— start Dataset records —
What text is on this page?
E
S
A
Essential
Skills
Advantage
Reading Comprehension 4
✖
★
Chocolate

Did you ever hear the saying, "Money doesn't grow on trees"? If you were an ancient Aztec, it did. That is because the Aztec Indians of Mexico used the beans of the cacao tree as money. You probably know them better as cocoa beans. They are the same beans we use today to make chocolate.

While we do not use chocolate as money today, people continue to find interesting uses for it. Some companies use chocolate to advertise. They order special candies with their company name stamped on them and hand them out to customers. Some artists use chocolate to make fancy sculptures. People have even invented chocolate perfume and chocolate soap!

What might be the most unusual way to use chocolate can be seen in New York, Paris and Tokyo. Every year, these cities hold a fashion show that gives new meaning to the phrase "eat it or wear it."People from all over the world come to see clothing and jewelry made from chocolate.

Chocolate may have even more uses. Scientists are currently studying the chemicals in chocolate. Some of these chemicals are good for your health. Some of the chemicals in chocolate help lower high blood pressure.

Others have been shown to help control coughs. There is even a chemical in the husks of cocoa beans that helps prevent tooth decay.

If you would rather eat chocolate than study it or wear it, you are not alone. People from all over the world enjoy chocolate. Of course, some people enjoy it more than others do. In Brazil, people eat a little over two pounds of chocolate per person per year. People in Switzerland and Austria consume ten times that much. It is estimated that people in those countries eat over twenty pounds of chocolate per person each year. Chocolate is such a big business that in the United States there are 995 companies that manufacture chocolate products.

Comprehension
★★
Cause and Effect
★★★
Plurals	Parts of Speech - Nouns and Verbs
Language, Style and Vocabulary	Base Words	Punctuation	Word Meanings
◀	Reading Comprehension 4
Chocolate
— end Dataset records —
Exercise goal: Nothing should be left out: repeat all of the data exactly.

Response to this task:
What text is on this page?
E
S
A
Essential
Skills
Advantage
Reading Comprehension 4
✖
★
Chocolate

Did you ever hear the saying, "Money doesn't grow on trees"? If you were an ancient Aztec, it did. That is because the Aztec Indians of Mexico used the beans of the cacao tree as money. You probably know them better as cocoa beans. They are the same beans we use today to make chocolate.

While we do not use chocolate as money today, people continue to find interesting uses for it. Some companies use chocolate to advertise. They order special candies with their company name stamped on them and hand them out to customers. Some artists use chocolate to make fancy sculptures. People have even invented chocolate perfume and chocolate soap!

What might be the most unusual way to use chocolate can be seen in New York, Paris and Tokyo. Every year, these cities hold a fashion show that gives new meaning to the phrase "eat it or wear it."People from all over the world come to see clothing and jewelry made from chocolate.

Chocolate may have even more uses. Scientists are currently studying the chemicals in chocolate. Some of these chemicals are good for your health. Some of the chemicals in chocolate help lower high blood pressure.

Others have been shown to help control coughs. There is even a chemical in the husks of cocoa beans that helps prevent tooth decay.

If you would rather eat chocolate than study it or wear it, you are not alone. People from all over the world enjoy chocolate. Of course, some people enjoy it more than others do. In Brazil, people eat a little over two pounds of chocolate per person per year. People in Switzerland and Austria consume ten times that much. It is estimated that people in those countries eat over twenty pounds of chocolate per person each year. Chocolate is such a big business that in the United States there are 995 companies that manufacture chocolate products.

Comprehension
★★
Cause and Effect
★★★
Plurals	Parts of Speech - Nouns and Verbs
Language, Style and Vocabulary	Base Words	Punctuation	Word Meanings
◀	Reading Comprehension 4
Chocolate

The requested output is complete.